PROBLEM TO WORK ON — Return the lines in the records below exactly as they appear, from the line with "annotation: y = 0.9838x" to the line with "annotation: R² = 0.9996", both included.

ENTRIES PROVIDED —
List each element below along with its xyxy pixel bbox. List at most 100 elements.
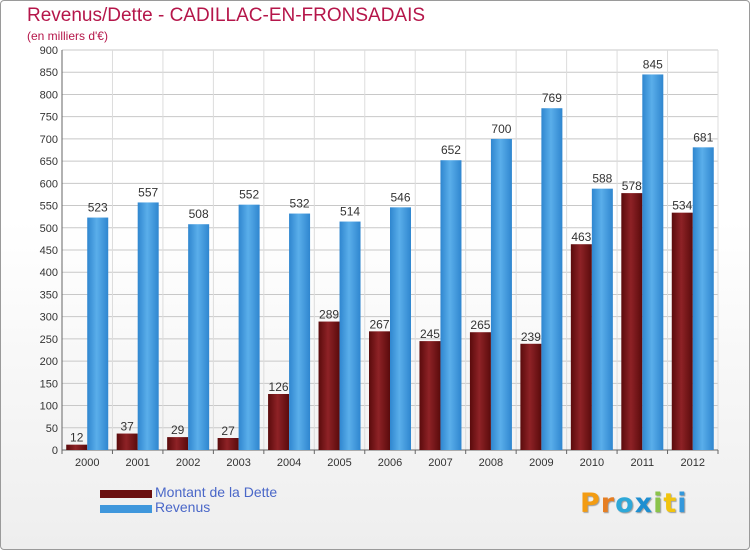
value-label-revenus-2007: 652 xyxy=(441,143,461,157)
y-tick-label: 500 xyxy=(40,223,58,235)
y-tick-label: 600 xyxy=(40,178,58,190)
x-tick-label: 2005 xyxy=(327,457,351,469)
bar-dette-2000 xyxy=(66,444,88,450)
y-tick-label: 300 xyxy=(40,312,58,324)
bar-dette-2002 xyxy=(167,437,189,450)
bar-revenus-2006 xyxy=(390,207,411,450)
y-tick-label: 150 xyxy=(40,378,58,390)
logo-letter: r xyxy=(600,488,616,519)
value-label-dette-2001: 37 xyxy=(121,420,135,434)
value-label-revenus-2006: 546 xyxy=(390,190,410,204)
value-label-dette-2006: 267 xyxy=(369,317,389,331)
x-tick-label: 2009 xyxy=(529,457,553,469)
bar-dette-2008 xyxy=(469,332,491,450)
y-tick-label: 900 xyxy=(40,45,58,57)
bar-dette-2012 xyxy=(671,212,693,450)
bar-dette-2010 xyxy=(570,244,592,450)
value-label-revenus-2009: 769 xyxy=(542,91,562,105)
bar-revenus-2003 xyxy=(238,204,260,450)
y-tick-label: 650 xyxy=(40,156,58,168)
x-tick-label: 2002 xyxy=(176,457,200,469)
x-tick-label: 2001 xyxy=(125,457,149,469)
x-tick-label: 2007 xyxy=(428,457,452,469)
legend-swatch-revenus xyxy=(100,505,152,513)
logo-letter: t xyxy=(663,488,678,519)
x-tick-label: 2004 xyxy=(277,457,301,469)
y-tick-label: 0 xyxy=(52,445,58,457)
bar-revenus-2012 xyxy=(692,147,714,451)
logo-letter: P xyxy=(580,488,601,519)
y-tick-label: 350 xyxy=(40,289,58,301)
legend-label-revenus: Revenus xyxy=(155,499,211,515)
chart-subtitle: (en milliers d'€) xyxy=(27,29,108,43)
value-label-dette-2007: 245 xyxy=(420,327,440,341)
bar-dette-2009 xyxy=(520,343,542,450)
value-label-revenus-2003: 552 xyxy=(239,188,259,202)
x-tick-label: 2012 xyxy=(681,457,705,469)
x-tick-label: 2008 xyxy=(479,457,503,469)
y-tick-label: 250 xyxy=(40,334,58,346)
bar-revenus-2002 xyxy=(188,224,210,450)
bars xyxy=(66,74,714,451)
value-label-dette-2012: 534 xyxy=(672,199,692,213)
logo-letter: x xyxy=(634,488,654,519)
bar-dette-2004 xyxy=(268,394,290,450)
x-tick-label: 2010 xyxy=(580,457,604,469)
bar-revenus-2004 xyxy=(289,213,311,450)
bar-revenus-2009 xyxy=(541,108,563,450)
value-label-revenus-2002: 508 xyxy=(189,207,209,221)
value-label-dette-2011: 578 xyxy=(622,179,642,193)
value-label-revenus-2008: 700 xyxy=(491,122,511,136)
bar-dette-2003 xyxy=(217,438,239,450)
value-label-dette-2009: 239 xyxy=(521,330,541,344)
y-tick-label: 50 xyxy=(46,423,58,435)
y-tick-label: 800 xyxy=(40,89,58,101)
value-label-dette-2000: 12 xyxy=(70,431,84,445)
bar-revenus-2007 xyxy=(440,160,462,450)
value-label-dette-2004: 126 xyxy=(269,380,289,394)
x-tick-label: 2000 xyxy=(75,457,99,469)
y-tick-label: 700 xyxy=(40,134,58,146)
value-label-dette-2008: 265 xyxy=(470,318,490,332)
bar-revenus-2011 xyxy=(642,74,664,450)
value-label-revenus-2010: 588 xyxy=(592,172,612,186)
bar-revenus-2000 xyxy=(87,217,109,450)
value-label-dette-2003: 27 xyxy=(221,424,235,438)
logo-letter: o xyxy=(615,488,635,519)
bar-dette-2011 xyxy=(621,193,643,450)
value-label-dette-2005: 289 xyxy=(319,308,339,322)
chart-title: Revenus/Dette - CADILLAC-EN-FRONSADAIS xyxy=(27,5,426,26)
y-tick-label: 200 xyxy=(40,356,58,368)
x-tick-label: 2003 xyxy=(226,457,250,469)
legend-label-dette: Montant de la Dette xyxy=(155,484,278,500)
bar-dette-2005 xyxy=(318,321,340,450)
value-label-dette-2002: 29 xyxy=(171,423,185,437)
value-label-revenus-2001: 557 xyxy=(138,185,158,199)
bar-revenus-2010 xyxy=(591,188,613,450)
y-tick-label: 550 xyxy=(40,201,58,213)
y-tick-label: 850 xyxy=(40,67,58,79)
y-tick-label: 450 xyxy=(40,245,58,257)
value-label-revenus-2005: 514 xyxy=(340,205,360,219)
x-tick-label: 2006 xyxy=(378,457,402,469)
logo-letter: i xyxy=(677,488,688,519)
value-label-revenus-2004: 532 xyxy=(290,197,310,211)
bar-revenus-2008 xyxy=(490,138,512,450)
value-label-dette-2010: 463 xyxy=(571,230,591,244)
value-label-revenus-2000: 523 xyxy=(88,201,108,215)
legend-swatch-dette xyxy=(100,490,152,498)
logo-letter: i xyxy=(653,488,664,519)
y-tick-label: 100 xyxy=(40,401,58,413)
bar-revenus-2001 xyxy=(137,202,159,450)
proxiti-logo: Proxiti xyxy=(580,488,690,524)
value-label-revenus-2012: 681 xyxy=(693,130,713,144)
bar-dette-2001 xyxy=(116,433,138,450)
value-labels: 12 523 37 557 29 508 27 552 126 532 289 514 267 546 24… xyxy=(70,57,714,444)
bar-dette-2006 xyxy=(369,331,390,450)
bar-dette-2007 xyxy=(419,341,441,450)
bar-revenus-2005 xyxy=(339,221,361,450)
y-tick-label: 400 xyxy=(40,267,58,279)
x-tick-label: 2011 xyxy=(630,457,654,469)
value-label-revenus-2011: 845 xyxy=(643,57,663,71)
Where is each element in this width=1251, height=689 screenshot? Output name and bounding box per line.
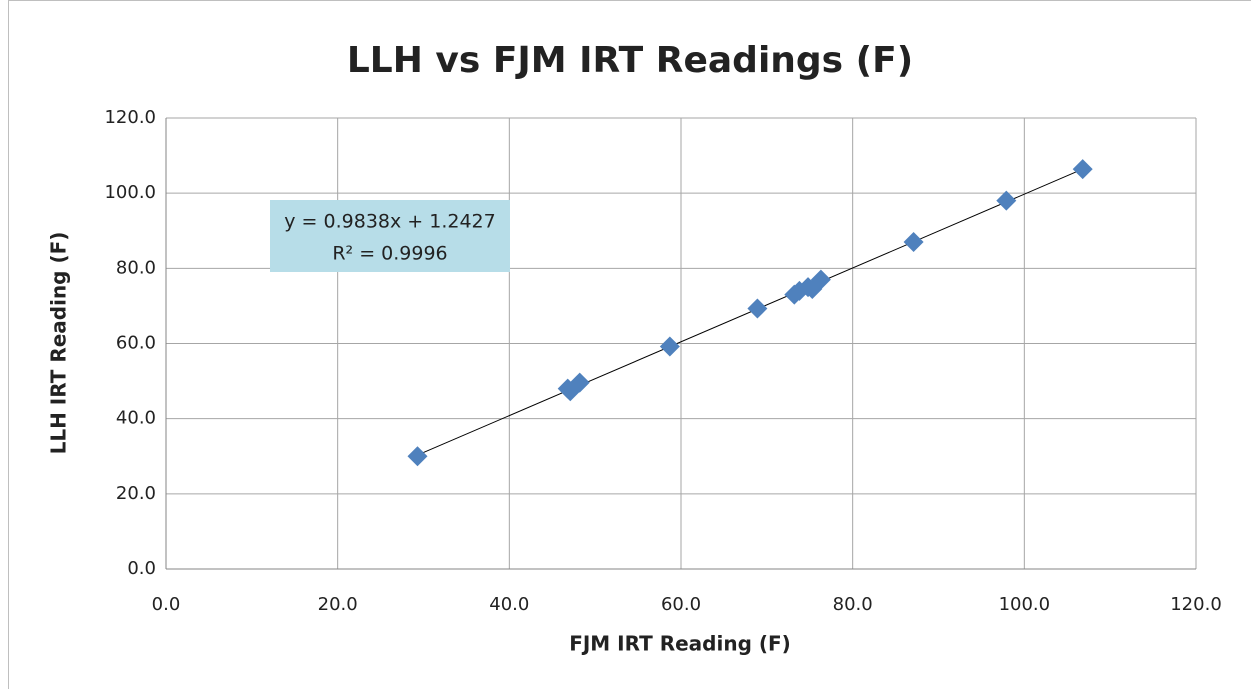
annotation: y = 0.9838x + 1.2427 bbox=[284, 211, 495, 233]
x-tick-label: 100.0 bbox=[999, 594, 1051, 615]
y-axis-label: LLH IRT Reading (F) bbox=[47, 232, 71, 455]
x-tick-label: 60.0 bbox=[661, 594, 701, 615]
y-tick-label: 60.0 bbox=[116, 333, 156, 354]
x-axis-label: FJM IRT Reading (F) bbox=[569, 632, 791, 656]
x-tick-label: 80.0 bbox=[833, 594, 873, 615]
trendline bbox=[417, 168, 1083, 456]
point bbox=[747, 298, 768, 319]
y-tick-label: 100.0 bbox=[104, 182, 156, 203]
y-tick-label: 20.0 bbox=[116, 483, 156, 504]
y-tick-label: 40.0 bbox=[116, 408, 156, 429]
chart-title: LLH vs FJM IRT Readings (F) bbox=[347, 40, 913, 81]
point bbox=[810, 269, 831, 290]
chart-frame bbox=[8, 0, 1251, 689]
point bbox=[903, 232, 924, 253]
point bbox=[569, 372, 590, 393]
point bbox=[659, 336, 680, 357]
annotation-box bbox=[270, 200, 510, 272]
point bbox=[407, 446, 428, 467]
annotation: R² = 0.9996 bbox=[332, 243, 447, 265]
x-tick-label: 0.0 bbox=[152, 594, 181, 615]
x-tick-label: 40.0 bbox=[489, 594, 529, 615]
point bbox=[996, 190, 1017, 211]
point bbox=[1072, 159, 1093, 180]
x-tick-label: 20.0 bbox=[318, 594, 358, 615]
y-tick-label: 120.0 bbox=[104, 107, 156, 128]
y-tick-label: 80.0 bbox=[116, 257, 156, 278]
x-tick-label: 120.0 bbox=[1170, 594, 1222, 615]
y-tick-label: 0.0 bbox=[127, 558, 156, 579]
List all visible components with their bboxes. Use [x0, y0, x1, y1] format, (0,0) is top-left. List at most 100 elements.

THE COMPLETED TASK —
annotation: y = 0.9838x + 1.2427 bbox=[284, 211, 495, 233]
x-tick-label: 100.0 bbox=[999, 594, 1051, 615]
y-axis-label: LLH IRT Reading (F) bbox=[47, 232, 71, 455]
x-tick-label: 60.0 bbox=[661, 594, 701, 615]
y-tick-label: 60.0 bbox=[116, 333, 156, 354]
x-axis-label: FJM IRT Reading (F) bbox=[569, 632, 791, 656]
x-tick-label: 80.0 bbox=[833, 594, 873, 615]
trendline bbox=[417, 168, 1083, 456]
point bbox=[747, 298, 768, 319]
y-tick-label: 100.0 bbox=[104, 182, 156, 203]
y-tick-label: 20.0 bbox=[116, 483, 156, 504]
y-tick-label: 40.0 bbox=[116, 408, 156, 429]
chart-title: LLH vs FJM IRT Readings (F) bbox=[347, 40, 913, 81]
point bbox=[810, 269, 831, 290]
chart-frame bbox=[8, 0, 1251, 689]
point bbox=[903, 232, 924, 253]
point bbox=[569, 372, 590, 393]
point bbox=[659, 336, 680, 357]
annotation-box bbox=[270, 200, 510, 272]
point bbox=[407, 446, 428, 467]
annotation: R² = 0.9996 bbox=[332, 243, 447, 265]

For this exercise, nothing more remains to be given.